Task:
Output every entry exactly as written, but omit the pictures.

Collection entries:
____________________
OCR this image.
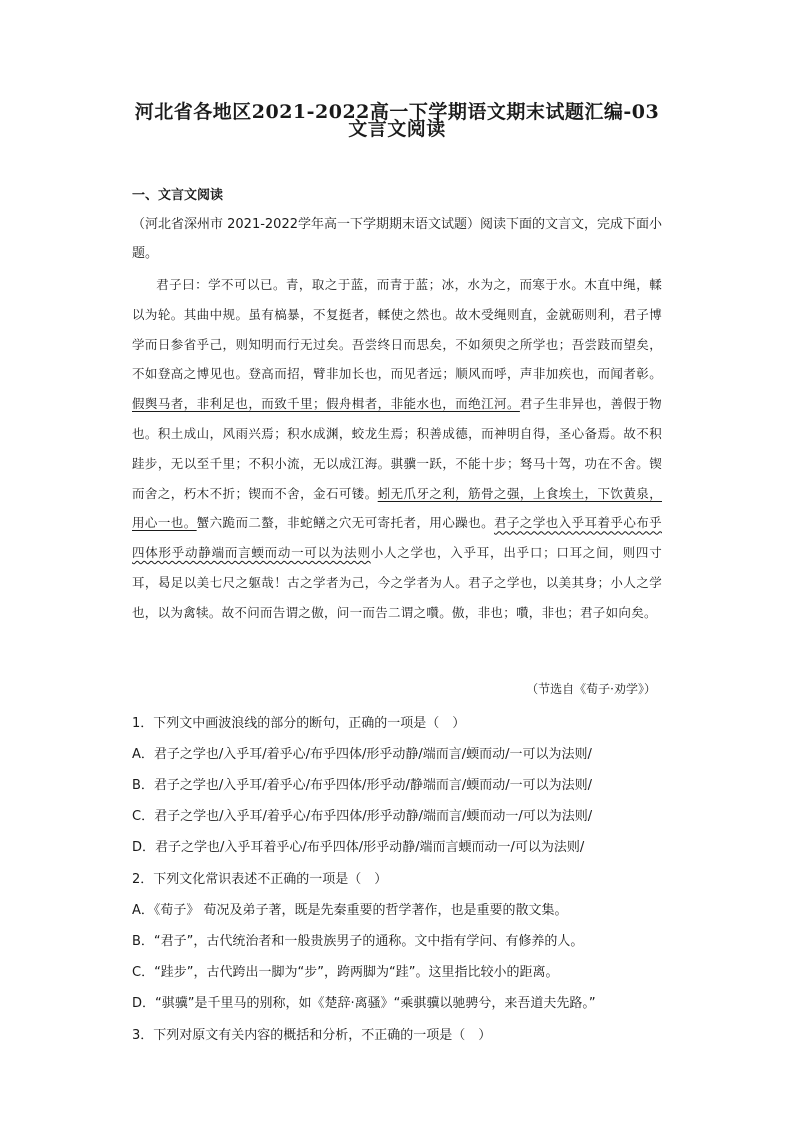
河北省各地区2021-2022高一下学期语文期末试题汇编-03
文言文阅读
一、文言文阅读
（河北省深州市 2021-2022学年高一下学期期末语文试题）阅读下面的文言文，完成下面小题。
君子曰：学不可以已。青，取之于蓝，而青于蓝；冰，水为之，而寒于水。木直中绳，輮以为轮。其曲中规。虽有槁暴，不复挺者，輮使之然也。故木受绳则直，金就砺则利，君子博学而日参省乎己，则知明而行无过矣。吾尝终日而思矣，不如须臾之所学也；吾尝跂而望矣，不如登高之博见也。登高而招，臂非加长也，而见者远；顺风而呼，声非加疾也，而闻者彰。假舆马者，非利足也，而致千里；假舟楫者，非能水也，而绝江河。君子生非异也，善假于物也。积土成山，风雨兴焉；积水成渊，蛟龙生焉；积善成德，而神明自得，圣心备焉。故不积跬步，无以至千里；不积小流，无以成江海。骐骥一跃，不能十步；驽马十驾，功在不舍。锲而舍之，朽木不折；锲而不舍，金石可镂。蚓无爪牙之利，筋骨之强，上食埃土，下饮黄泉，用心一也。蟹六跪而二螯，非蛇鳝之穴无可寄托者，用心躁也。君子之学也入乎耳着乎心布乎四体形乎动静端而言蝡而动一可以为法则小人之学也，入乎耳，出乎口；口耳之间，则四寸耳，曷足以美七尺之躯哉！古之学者为己，今之学者为人。君子之学也，以美其身；小人之学也，以为禽犊。故不问而告谓之傲，问一而告二谓之囋。傲，非也；囋，非也；君子如向矣。
（节选自《荀子·劝学》）
1．下列文中画波浪线的部分的断句，正确的一项是（　）
A．君子之学也/入乎耳/着乎心/布乎四体/形乎动静/端而言/蝡而动/一可以为法则/
B．君子之学也/入乎耳/着乎心/布乎四体/形乎动/静端而言/蝡而动/一可以为法则/
C．君子之学也/入乎耳/着乎心/布乎四体/形乎动静/端而言/蝡而动一/可以为法则/
D．君子之学也/入乎耳着乎心/布乎四体/形乎动静/端而言蝡而动一/可以为法则/
2．下列文化常识表述不正确的一项是（　）
A．《荀子》 荀况及弟子著，既是先秦重要的哲学著作，也是重要的散文集。
B．“君子”，古代统治者和一般贵族男子的通称。文中指有学问、有修养的人。
C．“跬步”，古代跨出一脚为“步”，跨两脚为“跬”。这里指比较小的距离。
D．“骐骥”是千里马的别称，如《楚辞·离骚》“乘骐骥以驰骋兮，来吾道夫先路。”
3．下列对原文有关内容的概括和分析，不正确的一项是（　）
____________________
Solution to this task:
OCR this image.
河北省各地区2021-2022高一下学期语文期末试题汇编-03
文言文阅读
一、文言文阅读
（河北省深州市 2021-2022学年高一下学期期末语文试题）阅读下面的文言文，完成下面小题。
君子曰：学不可以已。青，取之于蓝，而青于蓝；冰，水为之，而寒于水。木直中绳，輮以为轮。其曲中规。虽有槁暴，不复挺者，輮使之然也。故木受绳则直，金就砺则利，君子博学而日参省乎己，则知明而行无过矣。吾尝终日而思矣，不如须臾之所学也；吾尝跂而望矣，不如登高之博见也。登高而招，臂非加长也，而见者远；顺风而呼，声非加疾也，而闻者彰。假舆马者，非利足也，而致千里；假舟楫者，非能水也，而绝江河。君子生非异也，善假于物也。积土成山，风雨兴焉；积水成渊，蛟龙生焉；积善成德，而神明自得，圣心备焉。故不积跬步，无以至千里；不积小流，无以成江海。骐骥一跃，不能十步；驽马十驾，功在不舍。锲而舍之，朽木不折；锲而不舍，金石可镂。蚓无爪牙之利，筋骨之强，上食埃土，下饮黄泉，用心一也。蟹六跪而二螯，非蛇鳝之穴无可寄托者，用心躁也。君子之学也入乎耳着乎心布乎四体形乎动静端而言蝡而动一可以为法则小人之学也，入乎耳，出乎口；口耳之间，则四寸耳，曷足以美七尺之躯哉！古之学者为己，今之学者为人。君子之学也，以美其身；小人之学也，以为禽犊。故不问而告谓之傲，问一而告二谓之囋。傲，非也；囋，非也；君子如向矣。
（节选自《荀子·劝学》）
1．下列文中画波浪线的部分的断句，正确的一项是（　）
A．君子之学也/入乎耳/着乎心/布乎四体/形乎动静/端而言/蝡而动/一可以为法则/
B．君子之学也/入乎耳/着乎心/布乎四体/形乎动/静端而言/蝡而动/一可以为法则/
C．君子之学也/入乎耳/着乎心/布乎四体/形乎动静/端而言/蝡而动一/可以为法则/
D．君子之学也/入乎耳着乎心/布乎四体/形乎动静/端而言蝡而动一/可以为法则/
2．下列文化常识表述不正确的一项是（　）
A．《荀子》 荀况及弟子著，既是先秦重要的哲学著作，也是重要的散文集。
B．“君子”，古代统治者和一般贵族男子的通称。文中指有学问、有修养的人。
C．“跬步”，古代跨出一脚为“步”，跨两脚为“跬”。这里指比较小的距离。
D．“骐骥”是千里马的别称，如《楚辞·离骚》“乘骐骥以驰骋兮，来吾道夫先路。”
3．下列对原文有关内容的概括和分析，不正确的一项是（　）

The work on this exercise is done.